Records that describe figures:
##############################

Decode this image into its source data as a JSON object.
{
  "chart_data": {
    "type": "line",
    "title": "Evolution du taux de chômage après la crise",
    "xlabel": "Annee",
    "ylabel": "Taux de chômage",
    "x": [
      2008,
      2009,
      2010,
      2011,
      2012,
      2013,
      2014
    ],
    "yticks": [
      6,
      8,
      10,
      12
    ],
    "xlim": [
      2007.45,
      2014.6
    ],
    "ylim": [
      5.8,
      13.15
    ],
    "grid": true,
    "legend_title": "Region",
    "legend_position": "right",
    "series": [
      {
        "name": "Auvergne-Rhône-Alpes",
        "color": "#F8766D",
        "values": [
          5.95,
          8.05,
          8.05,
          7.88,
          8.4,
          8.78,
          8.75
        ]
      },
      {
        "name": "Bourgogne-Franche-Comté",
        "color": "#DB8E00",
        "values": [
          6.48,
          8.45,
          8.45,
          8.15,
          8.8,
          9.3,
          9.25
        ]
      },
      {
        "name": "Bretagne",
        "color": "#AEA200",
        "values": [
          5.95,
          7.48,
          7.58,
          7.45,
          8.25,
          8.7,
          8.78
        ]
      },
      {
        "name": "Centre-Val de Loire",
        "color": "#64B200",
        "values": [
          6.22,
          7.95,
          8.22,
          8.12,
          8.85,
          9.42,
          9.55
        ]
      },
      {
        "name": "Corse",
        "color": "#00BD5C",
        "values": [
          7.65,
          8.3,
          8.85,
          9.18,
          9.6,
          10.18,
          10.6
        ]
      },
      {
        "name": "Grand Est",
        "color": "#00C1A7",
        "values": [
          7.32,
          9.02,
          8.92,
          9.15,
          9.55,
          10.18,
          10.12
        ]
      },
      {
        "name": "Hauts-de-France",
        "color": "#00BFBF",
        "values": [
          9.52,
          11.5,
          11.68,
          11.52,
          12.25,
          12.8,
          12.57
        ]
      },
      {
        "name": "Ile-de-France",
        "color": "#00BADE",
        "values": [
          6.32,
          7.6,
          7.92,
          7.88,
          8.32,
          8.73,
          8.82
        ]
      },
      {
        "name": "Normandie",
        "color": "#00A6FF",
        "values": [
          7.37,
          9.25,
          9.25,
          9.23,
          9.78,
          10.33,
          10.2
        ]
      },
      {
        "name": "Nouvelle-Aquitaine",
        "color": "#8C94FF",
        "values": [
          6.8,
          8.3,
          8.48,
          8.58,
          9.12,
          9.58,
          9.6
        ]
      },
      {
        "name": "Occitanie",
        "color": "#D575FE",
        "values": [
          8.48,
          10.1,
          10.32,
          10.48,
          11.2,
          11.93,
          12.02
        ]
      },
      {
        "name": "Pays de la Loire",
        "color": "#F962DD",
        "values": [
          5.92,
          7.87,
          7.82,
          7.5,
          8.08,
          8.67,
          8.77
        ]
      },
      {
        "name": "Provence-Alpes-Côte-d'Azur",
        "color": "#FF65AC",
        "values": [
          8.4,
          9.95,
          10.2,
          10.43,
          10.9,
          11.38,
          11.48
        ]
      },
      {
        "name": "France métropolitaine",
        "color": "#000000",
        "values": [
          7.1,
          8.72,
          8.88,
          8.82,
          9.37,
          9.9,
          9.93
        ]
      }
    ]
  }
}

##############################

## Exercise aim
Identify each line holding the string "Loire", and copy it out.

## Full output
        "name": "Centre-Val de Loire",
        "name": "Pays de la Loire",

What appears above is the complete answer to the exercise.